→ **Instruction**: Would you pull out every line of the material that contains the string "中长期可保持乐观"?

→ **Information supplied**:
* * *
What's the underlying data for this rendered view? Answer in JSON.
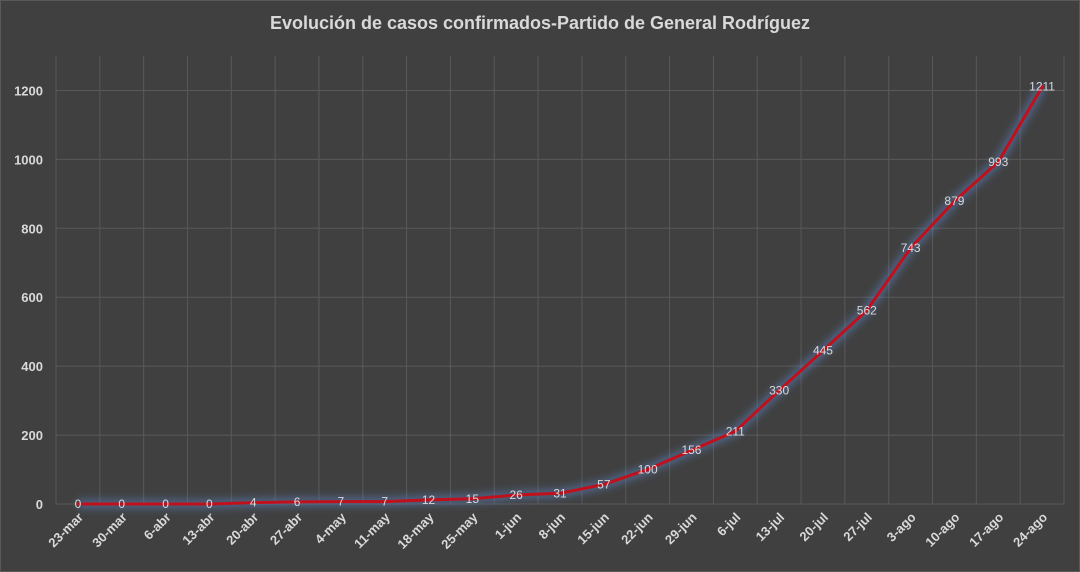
{
  "chart_data": {
    "type": "line",
    "title": "Evolución  de casos confirmados-Partido  de General Rodríguez",
    "xlabel": "",
    "ylabel": "",
    "categories": [
      "23-mar",
      "30-mar",
      "6-abr",
      "13-abr",
      "20-abr",
      "27-abr",
      "4-may",
      "11-may",
      "18-may",
      "25-may",
      "1-jun",
      "8-jun",
      "15-jun",
      "22-jun",
      "29-jun",
      "6-jul",
      "13-jul",
      "20-jul",
      "27-jul",
      "3-ago",
      "10-ago",
      "17-ago",
      "24-ago"
    ],
    "series": [
      {
        "values": [
          0,
          0,
          0,
          0,
          4,
          6,
          7,
          7,
          12,
          15,
          26,
          31,
          57,
          100,
          156,
          211,
          330,
          445,
          562,
          743,
          879,
          993,
          1211
        ]
      }
    ],
    "ylim": [
      0,
      1300
    ],
    "yticks": [
      0,
      200,
      400,
      600,
      800,
      1000,
      1200
    ],
    "grid": true,
    "legend": "none",
    "colors": {
      "line": "#c0101c",
      "glow": "#5b84c4",
      "grid": "#595959",
      "text": "#d9d9d9",
      "background": "#404040"
    }
  }
}
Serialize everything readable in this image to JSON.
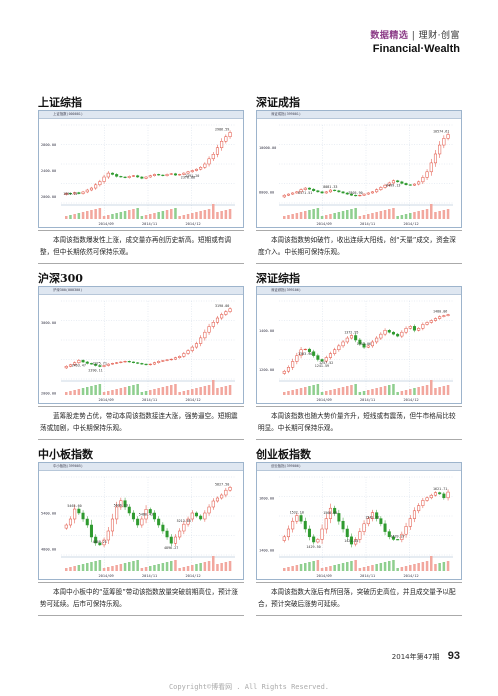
{
  "header": {
    "section": "数据精选",
    "tag": "理财·创富",
    "brand": "Financial·Wealth"
  },
  "panels": [
    {
      "title": "上证综指",
      "chart_bar": "上证指数(000001)",
      "note": "本周该指数爆发性上涨，成交量亦再创历史新高。短期或有调整，但中长期依然可保持乐观。",
      "y_labels": [
        "2800.00",
        "2400.00",
        "2000.00"
      ],
      "x_labels": [
        "2014/09",
        "2014/11",
        "2014/12"
      ],
      "annotations": [
        "2986.59",
        "2391.20",
        "1991.75",
        "2370.88"
      ],
      "chart_data": {
        "type": "candlestick",
        "ylim": [
          1900,
          3100
        ],
        "closes": [
          2050,
          2040,
          2060,
          2045,
          2070,
          2100,
          2130,
          2180,
          2230,
          2300,
          2360,
          2340,
          2310,
          2300,
          2290,
          2310,
          2320,
          2300,
          2280,
          2300,
          2320,
          2340,
          2330,
          2320,
          2340,
          2350,
          2330,
          2340,
          2360,
          2380,
          2400,
          2420,
          2450,
          2500,
          2580,
          2650,
          2750,
          2850,
          2920,
          2986
        ]
      }
    },
    {
      "title": "深证成指",
      "chart_bar": "深证成指(399001)",
      "note": "本周该指数势如破竹，收出连续大阳线，创“天量”成交，资金深度介入。中长期可保持乐观。",
      "y_labels": [
        "10000.00",
        "8000.00"
      ],
      "x_labels": [
        "2014/09",
        "2014/11",
        "2014/12"
      ],
      "annotations": [
        "10574.61",
        "8171.51",
        "7805.90",
        "8499.13",
        "8081.33"
      ],
      "chart_data": {
        "type": "candlestick",
        "ylim": [
          7500,
          11000
        ],
        "closes": [
          7850,
          7900,
          7950,
          8000,
          8100,
          8170,
          8120,
          8050,
          8000,
          7950,
          8000,
          8080,
          8050,
          8000,
          7950,
          7900,
          7850,
          7820,
          7850,
          7900,
          7950,
          8000,
          8100,
          8200,
          8300,
          8400,
          8499,
          8450,
          8380,
          8320,
          8300,
          8350,
          8450,
          8650,
          8900,
          9300,
          9700,
          10100,
          10400,
          10574
        ]
      }
    },
    {
      "title": "沪深300",
      "chart_bar": "沪深300(000300)",
      "note": "蓝筹股走势占优，带动本周该指数接连大涨，强势逼空。短期震荡或加剧，中长期保持乐观。",
      "y_labels": [
        "3000.00",
        "2000.00"
      ],
      "x_labels": [
        "2014/09",
        "2014/11",
        "2014/12"
      ],
      "annotations": [
        "3190.00",
        "2463.47",
        "2375.71",
        "2390.11"
      ],
      "chart_data": {
        "type": "candlestick",
        "ylim": [
          2200,
          3300
        ],
        "closes": [
          2380,
          2400,
          2430,
          2463,
          2440,
          2420,
          2410,
          2390,
          2376,
          2390,
          2410,
          2420,
          2430,
          2440,
          2450,
          2440,
          2430,
          2420,
          2410,
          2400,
          2410,
          2430,
          2450,
          2460,
          2470,
          2480,
          2500,
          2520,
          2560,
          2600,
          2650,
          2700,
          2780,
          2860,
          2940,
          3000,
          3060,
          3110,
          3150,
          3190
        ]
      }
    },
    {
      "title": "深证综指",
      "chart_bar": "深证综指(399106)",
      "note": "本周该指数也随大势价量齐升，短线或有震荡，但牛市格局比较明显。中长期可保持乐观。",
      "y_labels": [
        "1400.00",
        "1200.00"
      ],
      "x_labels": [
        "2014/09",
        "2014/11",
        "2014/12"
      ],
      "annotations": [
        "1480.06",
        "1303.96",
        "1372.95",
        "1241.59",
        "1313.06",
        "1257.52"
      ],
      "chart_data": {
        "type": "candlestick",
        "ylim": [
          1150,
          1550
        ],
        "closes": [
          1190,
          1210,
          1240,
          1270,
          1300,
          1303,
          1290,
          1270,
          1250,
          1242,
          1260,
          1280,
          1300,
          1320,
          1340,
          1360,
          1373,
          1350,
          1330,
          1313,
          1320,
          1340,
          1360,
          1380,
          1400,
          1390,
          1380,
          1370,
          1390,
          1410,
          1420,
          1400,
          1410,
          1430,
          1440,
          1450,
          1460,
          1470,
          1475,
          1480
        ]
      }
    },
    {
      "title": "中小板指数",
      "chart_bar": "中小板指(399005)",
      "note": "本周中小板中的“蓝筹股”带动该指数放量突破前期高位，预计涨势可延续。后市可保持乐观。",
      "y_labels": [
        "5400.00",
        "4800.00"
      ],
      "x_labels": [
        "2014/09",
        "2014/11",
        "2014/12"
      ],
      "annotations": [
        "5827.50",
        "5606.19",
        "5465.60",
        "5460.43",
        "4869.21",
        "4896.27",
        "5213.85"
      ],
      "chart_data": {
        "type": "candlestick",
        "ylim": [
          4700,
          6000
        ],
        "closes": [
          5200,
          5300,
          5466,
          5400,
          5300,
          5200,
          5000,
          4900,
          4869,
          4950,
          5100,
          5300,
          5500,
          5606,
          5500,
          5400,
          5300,
          5200,
          5300,
          5460,
          5400,
          5300,
          5200,
          5100,
          5000,
          4896,
          5000,
          5100,
          5214,
          5300,
          5400,
          5350,
          5300,
          5400,
          5500,
          5600,
          5650,
          5700,
          5780,
          5828
        ]
      }
    },
    {
      "title": "创业板指数",
      "chart_bar": "创业板指(399006)",
      "note": "本周该指数大涨后有所回落，突破历史高位，并且成交量予以配合，预计突破后涨势可延续。",
      "y_labels": [
        "1600.00",
        "1400.00"
      ],
      "x_labels": [
        "2014/09",
        "2014/11",
        "2014/12"
      ],
      "annotations": [
        "1621.71",
        "1560.05",
        "1532.10",
        "1429.50",
        "1421.45",
        "1542.72",
        "1439.27"
      ],
      "chart_data": {
        "type": "candlestick",
        "ylim": [
          1380,
          1680
        ],
        "closes": [
          1450,
          1480,
          1510,
          1532,
          1510,
          1480,
          1450,
          1430,
          1440,
          1480,
          1520,
          1560,
          1540,
          1510,
          1480,
          1450,
          1422,
          1440,
          1470,
          1500,
          1520,
          1543,
          1520,
          1500,
          1470,
          1450,
          1440,
          1439,
          1460,
          1490,
          1520,
          1550,
          1570,
          1590,
          1600,
          1610,
          1620,
          1615,
          1600,
          1622
        ]
      }
    }
  ],
  "footer": {
    "issue": "2014年第47期",
    "page": "93",
    "copyright": "Copyright©博看网 . All Rights Reserved."
  }
}
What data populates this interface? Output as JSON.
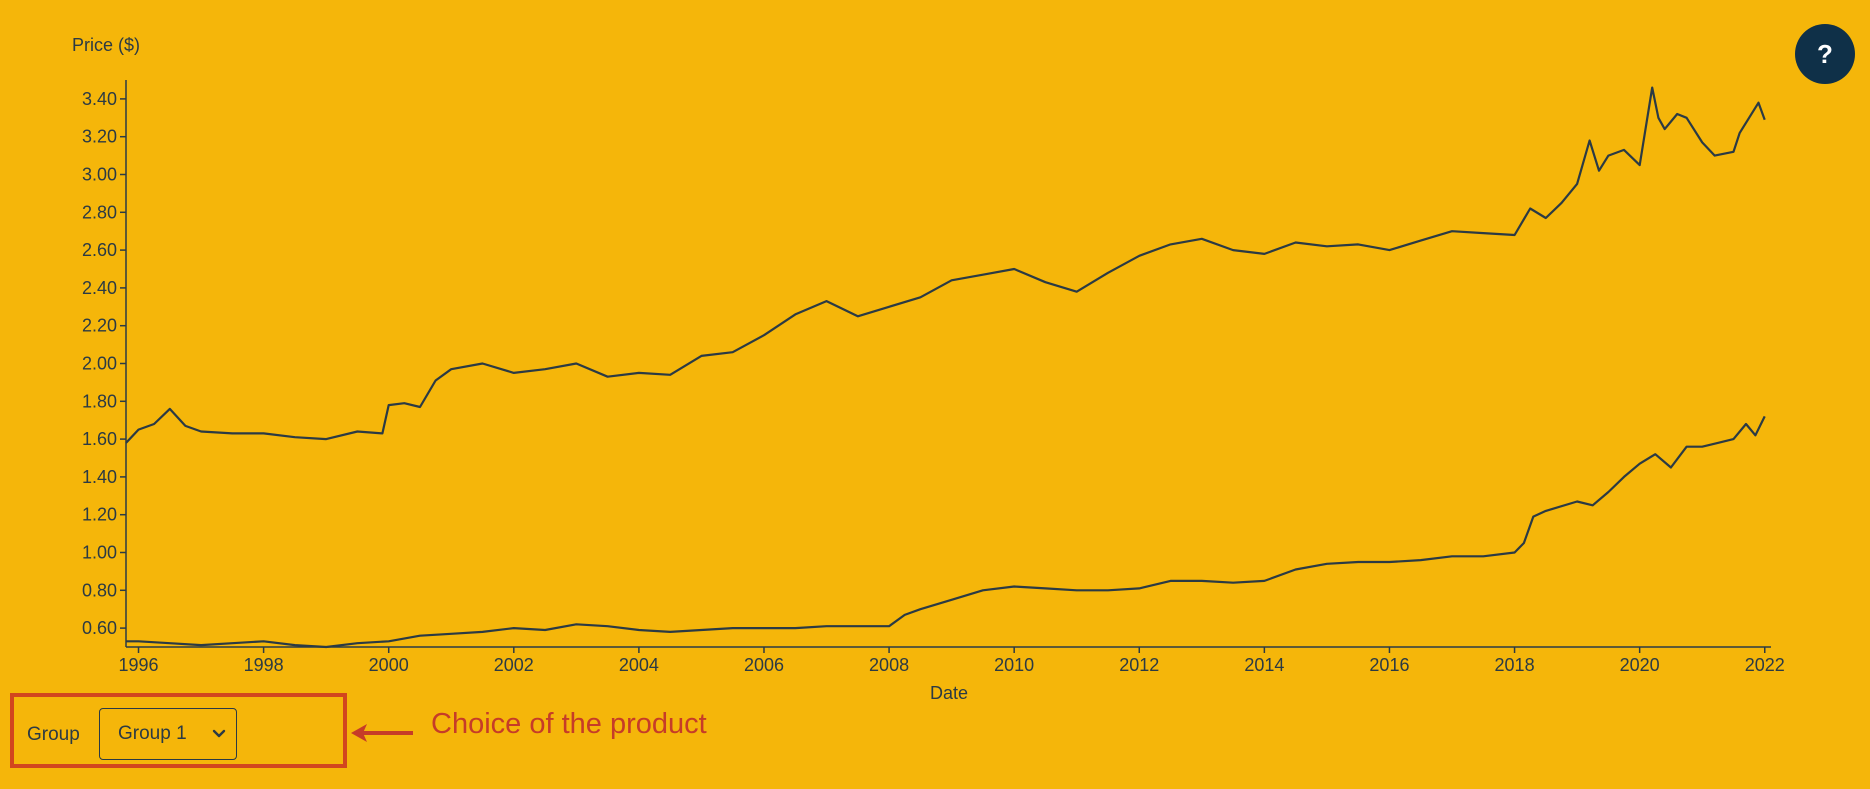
{
  "colors": {
    "background": "#f5b60a",
    "line": "#2b3a44",
    "help_button": "#0f3048",
    "annotation": "#c63c28",
    "panel_border": "#d2461e"
  },
  "help": {
    "label": "?",
    "icon": "question-icon"
  },
  "controls": {
    "group_label": "Group",
    "group_selected": "Group 1",
    "annotation": "Choice of the product"
  },
  "chart_data": {
    "type": "line",
    "ylabel": "Price ($)",
    "xlabel": "Date",
    "xlim": [
      1995.8,
      2022.1
    ],
    "ylim": [
      0.5,
      3.5
    ],
    "x_ticks": [
      1996,
      1998,
      2000,
      2002,
      2004,
      2006,
      2008,
      2010,
      2012,
      2014,
      2016,
      2018,
      2020,
      2022
    ],
    "x_tick_labels": [
      "1996",
      "1998",
      "2000",
      "2002",
      "2004",
      "2006",
      "2008",
      "2010",
      "2012",
      "2014",
      "2016",
      "2018",
      "2020",
      "2022"
    ],
    "y_ticks": [
      0.6,
      0.8,
      1.0,
      1.2,
      1.4,
      1.6,
      1.8,
      2.0,
      2.2,
      2.4,
      2.6,
      2.8,
      3.0,
      3.2,
      3.4
    ],
    "y_tick_labels": [
      "0.60",
      "0.80",
      "1.00",
      "1.20",
      "1.40",
      "1.60",
      "1.80",
      "2.00",
      "2.20",
      "2.40",
      "2.60",
      "2.80",
      "3.00",
      "3.20",
      "3.40"
    ],
    "grid": false,
    "legend": "none",
    "series": [
      {
        "x": [
          1995.8,
          1996.0,
          1996.25,
          1996.5,
          1996.75,
          1997.0,
          1997.5,
          1998.0,
          1998.5,
          1999.0,
          1999.5,
          1999.9,
          2000.0,
          2000.25,
          2000.5,
          2000.75,
          2001.0,
          2001.5,
          2002.0,
          2002.5,
          2003.0,
          2003.5,
          2004.0,
          2004.5,
          2005.0,
          2005.5,
          2006.0,
          2006.5,
          2007.0,
          2007.5,
          2008.0,
          2008.5,
          2009.0,
          2009.5,
          2010.0,
          2010.5,
          2011.0,
          2011.5,
          2012.0,
          2012.5,
          2013.0,
          2013.5,
          2014.0,
          2014.5,
          2015.0,
          2015.5,
          2016.0,
          2016.5,
          2017.0,
          2017.5,
          2018.0,
          2018.25,
          2018.5,
          2018.75,
          2019.0,
          2019.2,
          2019.35,
          2019.5,
          2019.75,
          2020.0,
          2020.2,
          2020.3,
          2020.4,
          2020.6,
          2020.75,
          2021.0,
          2021.2,
          2021.5,
          2021.6,
          2021.75,
          2021.9,
          2022.0
        ],
        "values": [
          1.58,
          1.65,
          1.68,
          1.76,
          1.67,
          1.64,
          1.63,
          1.63,
          1.61,
          1.6,
          1.64,
          1.63,
          1.78,
          1.79,
          1.77,
          1.91,
          1.97,
          2.0,
          1.95,
          1.97,
          2.0,
          1.93,
          1.95,
          1.94,
          2.04,
          2.06,
          2.15,
          2.26,
          2.33,
          2.25,
          2.3,
          2.35,
          2.44,
          2.47,
          2.5,
          2.43,
          2.38,
          2.48,
          2.57,
          2.63,
          2.66,
          2.6,
          2.58,
          2.64,
          2.62,
          2.63,
          2.6,
          2.65,
          2.7,
          2.69,
          2.68,
          2.82,
          2.77,
          2.85,
          2.95,
          3.18,
          3.02,
          3.1,
          3.13,
          3.05,
          3.46,
          3.3,
          3.24,
          3.32,
          3.3,
          3.17,
          3.1,
          3.12,
          3.22,
          3.3,
          3.38,
          3.29
        ]
      },
      {
        "x": [
          1995.8,
          1996.0,
          1996.5,
          1997.0,
          1997.5,
          1998.0,
          1998.5,
          1999.0,
          1999.5,
          2000.0,
          2000.5,
          2001.0,
          2001.5,
          2002.0,
          2002.5,
          2003.0,
          2003.5,
          2004.0,
          2004.5,
          2005.0,
          2005.5,
          2006.0,
          2006.5,
          2007.0,
          2007.5,
          2008.0,
          2008.25,
          2008.5,
          2009.0,
          2009.5,
          2010.0,
          2010.5,
          2011.0,
          2011.5,
          2012.0,
          2012.5,
          2013.0,
          2013.5,
          2014.0,
          2014.5,
          2015.0,
          2015.5,
          2016.0,
          2016.5,
          2017.0,
          2017.5,
          2018.0,
          2018.15,
          2018.3,
          2018.5,
          2019.0,
          2019.25,
          2019.5,
          2019.75,
          2020.0,
          2020.25,
          2020.5,
          2020.75,
          2021.0,
          2021.25,
          2021.5,
          2021.7,
          2021.85,
          2022.0
        ],
        "values": [
          0.53,
          0.53,
          0.52,
          0.51,
          0.52,
          0.53,
          0.51,
          0.5,
          0.52,
          0.53,
          0.56,
          0.57,
          0.58,
          0.6,
          0.59,
          0.62,
          0.61,
          0.59,
          0.58,
          0.59,
          0.6,
          0.6,
          0.6,
          0.61,
          0.61,
          0.61,
          0.67,
          0.7,
          0.75,
          0.8,
          0.82,
          0.81,
          0.8,
          0.8,
          0.81,
          0.85,
          0.85,
          0.84,
          0.85,
          0.91,
          0.94,
          0.95,
          0.95,
          0.96,
          0.98,
          0.98,
          1.0,
          1.05,
          1.19,
          1.22,
          1.27,
          1.25,
          1.32,
          1.4,
          1.47,
          1.52,
          1.45,
          1.56,
          1.56,
          1.58,
          1.6,
          1.68,
          1.62,
          1.72
        ]
      }
    ]
  }
}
* * *
→ **Written answer**:
      "note": "本周该指数势如破竹，收出连续大阳线，创“天量”成交，资金深度介入。中长期可保持乐观。",
      "note": "本周该指数也随大势价量齐升，短线或有震荡，但牛市格局比较明显。中长期可保持乐观。",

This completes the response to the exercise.